§ Task description
Every entry below should be transcribed exactly; pictures stay out of the copy.
:::::
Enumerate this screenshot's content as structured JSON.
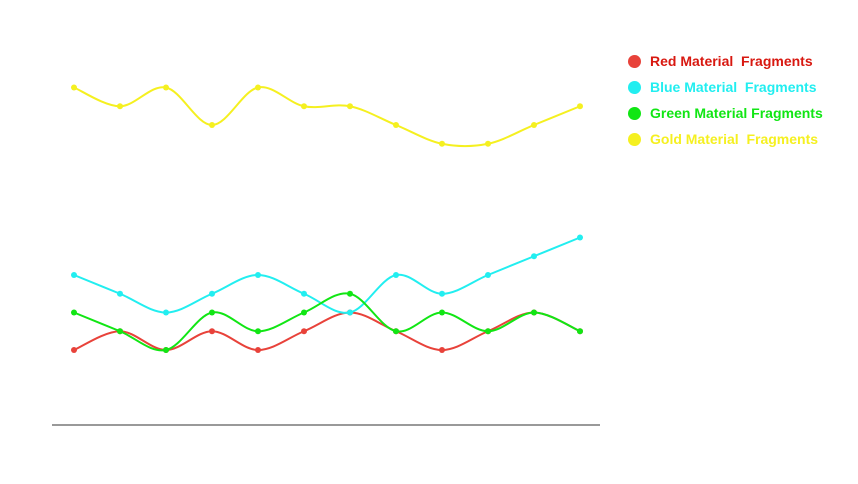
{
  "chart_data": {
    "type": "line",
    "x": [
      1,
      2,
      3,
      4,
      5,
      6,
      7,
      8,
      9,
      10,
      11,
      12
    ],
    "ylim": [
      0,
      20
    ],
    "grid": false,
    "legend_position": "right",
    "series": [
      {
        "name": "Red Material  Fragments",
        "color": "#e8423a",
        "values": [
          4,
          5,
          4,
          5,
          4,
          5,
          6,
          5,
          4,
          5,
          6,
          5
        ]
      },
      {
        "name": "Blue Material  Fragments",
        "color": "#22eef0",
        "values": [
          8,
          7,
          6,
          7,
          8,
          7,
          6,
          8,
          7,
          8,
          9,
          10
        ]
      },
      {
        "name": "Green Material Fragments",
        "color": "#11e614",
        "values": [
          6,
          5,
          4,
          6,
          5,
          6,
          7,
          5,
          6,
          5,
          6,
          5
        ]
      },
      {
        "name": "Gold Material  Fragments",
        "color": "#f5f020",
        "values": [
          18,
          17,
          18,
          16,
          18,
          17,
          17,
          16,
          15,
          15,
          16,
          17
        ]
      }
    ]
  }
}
:::::
§ Answer to this exercise
Enumerate this screenshot's content as structured JSON.
{
  "chart_data": {
    "type": "line",
    "x": [
      1,
      2,
      3,
      4,
      5,
      6,
      7,
      8,
      9,
      10,
      11,
      12
    ],
    "ylim": [
      0,
      20
    ],
    "grid": false,
    "legend_position": "right",
    "series": [
      {
        "name": "Red Material  Fragments",
        "color": "#e8423a",
        "values": [
          4,
          5,
          4,
          5,
          4,
          5,
          6,
          5,
          4,
          5,
          6,
          5
        ]
      },
      {
        "name": "Blue Material  Fragments",
        "color": "#22eef0",
        "values": [
          8,
          7,
          6,
          7,
          8,
          7,
          6,
          8,
          7,
          8,
          9,
          10
        ]
      },
      {
        "name": "Green Material Fragments",
        "color": "#11e614",
        "values": [
          6,
          5,
          4,
          6,
          5,
          6,
          7,
          5,
          6,
          5,
          6,
          5
        ]
      },
      {
        "name": "Gold Material  Fragments",
        "color": "#f5f020",
        "values": [
          18,
          17,
          18,
          16,
          18,
          17,
          17,
          16,
          15,
          15,
          16,
          17
        ]
      }
    ]
  }
}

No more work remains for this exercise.